— begin —

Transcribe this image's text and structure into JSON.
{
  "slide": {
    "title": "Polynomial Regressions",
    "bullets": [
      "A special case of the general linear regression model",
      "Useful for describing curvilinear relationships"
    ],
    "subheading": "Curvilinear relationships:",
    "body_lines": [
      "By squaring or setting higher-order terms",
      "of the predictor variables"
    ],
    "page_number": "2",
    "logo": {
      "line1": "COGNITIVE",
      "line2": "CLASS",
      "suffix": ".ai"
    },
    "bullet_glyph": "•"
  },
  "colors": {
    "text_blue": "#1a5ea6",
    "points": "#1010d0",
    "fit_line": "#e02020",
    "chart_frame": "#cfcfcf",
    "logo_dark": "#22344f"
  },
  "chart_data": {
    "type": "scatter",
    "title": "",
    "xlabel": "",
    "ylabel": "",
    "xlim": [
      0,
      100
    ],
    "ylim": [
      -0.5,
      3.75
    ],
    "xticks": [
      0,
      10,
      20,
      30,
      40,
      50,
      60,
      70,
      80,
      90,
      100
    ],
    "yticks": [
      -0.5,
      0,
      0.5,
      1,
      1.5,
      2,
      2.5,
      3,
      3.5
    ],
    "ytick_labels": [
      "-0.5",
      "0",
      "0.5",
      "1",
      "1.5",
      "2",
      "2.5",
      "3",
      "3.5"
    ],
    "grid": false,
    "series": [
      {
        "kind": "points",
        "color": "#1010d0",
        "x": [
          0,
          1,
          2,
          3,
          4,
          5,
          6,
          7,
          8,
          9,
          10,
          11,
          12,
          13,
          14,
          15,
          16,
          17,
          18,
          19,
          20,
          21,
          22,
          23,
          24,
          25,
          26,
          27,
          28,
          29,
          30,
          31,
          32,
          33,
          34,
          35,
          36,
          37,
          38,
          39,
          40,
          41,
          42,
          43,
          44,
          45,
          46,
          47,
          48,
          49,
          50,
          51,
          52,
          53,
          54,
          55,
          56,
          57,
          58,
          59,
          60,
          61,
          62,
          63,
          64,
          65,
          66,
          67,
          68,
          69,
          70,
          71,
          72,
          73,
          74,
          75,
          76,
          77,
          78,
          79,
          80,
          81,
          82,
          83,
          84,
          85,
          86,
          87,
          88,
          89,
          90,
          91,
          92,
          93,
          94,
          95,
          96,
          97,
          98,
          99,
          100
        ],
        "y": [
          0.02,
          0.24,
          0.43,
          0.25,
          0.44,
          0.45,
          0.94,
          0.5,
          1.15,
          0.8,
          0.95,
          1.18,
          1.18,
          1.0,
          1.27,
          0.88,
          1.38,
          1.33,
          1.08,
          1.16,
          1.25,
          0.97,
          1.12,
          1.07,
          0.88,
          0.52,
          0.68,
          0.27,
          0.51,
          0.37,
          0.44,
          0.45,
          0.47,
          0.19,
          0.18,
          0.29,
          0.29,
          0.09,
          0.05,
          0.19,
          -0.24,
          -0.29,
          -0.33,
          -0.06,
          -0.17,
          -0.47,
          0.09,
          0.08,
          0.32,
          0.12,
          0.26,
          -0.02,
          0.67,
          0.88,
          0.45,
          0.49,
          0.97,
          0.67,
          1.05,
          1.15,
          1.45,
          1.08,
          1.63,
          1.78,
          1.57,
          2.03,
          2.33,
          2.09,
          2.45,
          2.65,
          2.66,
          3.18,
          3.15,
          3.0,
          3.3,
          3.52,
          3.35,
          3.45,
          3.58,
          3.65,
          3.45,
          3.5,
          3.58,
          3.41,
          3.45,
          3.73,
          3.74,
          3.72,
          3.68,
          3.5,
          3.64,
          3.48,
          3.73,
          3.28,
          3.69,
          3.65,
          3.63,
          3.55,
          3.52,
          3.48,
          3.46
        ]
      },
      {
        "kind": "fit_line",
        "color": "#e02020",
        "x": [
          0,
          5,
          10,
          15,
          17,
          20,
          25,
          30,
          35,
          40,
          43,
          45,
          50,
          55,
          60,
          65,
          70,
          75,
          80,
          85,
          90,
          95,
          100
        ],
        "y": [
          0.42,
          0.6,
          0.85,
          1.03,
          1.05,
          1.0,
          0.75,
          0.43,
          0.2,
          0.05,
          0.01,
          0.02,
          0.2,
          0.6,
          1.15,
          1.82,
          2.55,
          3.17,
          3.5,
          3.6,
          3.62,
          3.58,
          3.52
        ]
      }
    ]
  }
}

— end —

Repeat the data above exactly.

▶ ANSWER TO THIS EXERCISE
Transcribe this image's text and structure into JSON.
{
  "slide": {
    "title": "Polynomial Regressions",
    "bullets": [
      "A special case of the general linear regression model",
      "Useful for describing curvilinear relationships"
    ],
    "subheading": "Curvilinear relationships:",
    "body_lines": [
      "By squaring or setting higher-order terms",
      "of the predictor variables"
    ],
    "page_number": "2",
    "logo": {
      "line1": "COGNITIVE",
      "line2": "CLASS",
      "suffix": ".ai"
    },
    "bullet_glyph": "•"
  },
  "colors": {
    "text_blue": "#1a5ea6",
    "points": "#1010d0",
    "fit_line": "#e02020",
    "chart_frame": "#cfcfcf",
    "logo_dark": "#22344f"
  },
  "chart_data": {
    "type": "scatter",
    "title": "",
    "xlabel": "",
    "ylabel": "",
    "xlim": [
      0,
      100
    ],
    "ylim": [
      -0.5,
      3.75
    ],
    "xticks": [
      0,
      10,
      20,
      30,
      40,
      50,
      60,
      70,
      80,
      90,
      100
    ],
    "yticks": [
      -0.5,
      0,
      0.5,
      1,
      1.5,
      2,
      2.5,
      3,
      3.5
    ],
    "ytick_labels": [
      "-0.5",
      "0",
      "0.5",
      "1",
      "1.5",
      "2",
      "2.5",
      "3",
      "3.5"
    ],
    "grid": false,
    "series": [
      {
        "kind": "points",
        "color": "#1010d0",
        "x": [
          0,
          1,
          2,
          3,
          4,
          5,
          6,
          7,
          8,
          9,
          10,
          11,
          12,
          13,
          14,
          15,
          16,
          17,
          18,
          19,
          20,
          21,
          22,
          23,
          24,
          25,
          26,
          27,
          28,
          29,
          30,
          31,
          32,
          33,
          34,
          35,
          36,
          37,
          38,
          39,
          40,
          41,
          42,
          43,
          44,
          45,
          46,
          47,
          48,
          49,
          50,
          51,
          52,
          53,
          54,
          55,
          56,
          57,
          58,
          59,
          60,
          61,
          62,
          63,
          64,
          65,
          66,
          67,
          68,
          69,
          70,
          71,
          72,
          73,
          74,
          75,
          76,
          77,
          78,
          79,
          80,
          81,
          82,
          83,
          84,
          85,
          86,
          87,
          88,
          89,
          90,
          91,
          92,
          93,
          94,
          95,
          96,
          97,
          98,
          99,
          100
        ],
        "y": [
          0.02,
          0.24,
          0.43,
          0.25,
          0.44,
          0.45,
          0.94,
          0.5,
          1.15,
          0.8,
          0.95,
          1.18,
          1.18,
          1.0,
          1.27,
          0.88,
          1.38,
          1.33,
          1.08,
          1.16,
          1.25,
          0.97,
          1.12,
          1.07,
          0.88,
          0.52,
          0.68,
          0.27,
          0.51,
          0.37,
          0.44,
          0.45,
          0.47,
          0.19,
          0.18,
          0.29,
          0.29,
          0.09,
          0.05,
          0.19,
          -0.24,
          -0.29,
          -0.33,
          -0.06,
          -0.17,
          -0.47,
          0.09,
          0.08,
          0.32,
          0.12,
          0.26,
          -0.02,
          0.67,
          0.88,
          0.45,
          0.49,
          0.97,
          0.67,
          1.05,
          1.15,
          1.45,
          1.08,
          1.63,
          1.78,
          1.57,
          2.03,
          2.33,
          2.09,
          2.45,
          2.65,
          2.66,
          3.18,
          3.15,
          3.0,
          3.3,
          3.52,
          3.35,
          3.45,
          3.58,
          3.65,
          3.45,
          3.5,
          3.58,
          3.41,
          3.45,
          3.73,
          3.74,
          3.72,
          3.68,
          3.5,
          3.64,
          3.48,
          3.73,
          3.28,
          3.69,
          3.65,
          3.63,
          3.55,
          3.52,
          3.48,
          3.46
        ]
      },
      {
        "kind": "fit_line",
        "color": "#e02020",
        "x": [
          0,
          5,
          10,
          15,
          17,
          20,
          25,
          30,
          35,
          40,
          43,
          45,
          50,
          55,
          60,
          65,
          70,
          75,
          80,
          85,
          90,
          95,
          100
        ],
        "y": [
          0.42,
          0.6,
          0.85,
          1.03,
          1.05,
          1.0,
          0.75,
          0.43,
          0.2,
          0.05,
          0.01,
          0.02,
          0.2,
          0.6,
          1.15,
          1.82,
          2.55,
          3.17,
          3.5,
          3.6,
          3.62,
          3.58,
          3.52
        ]
      }
    ]
  }
}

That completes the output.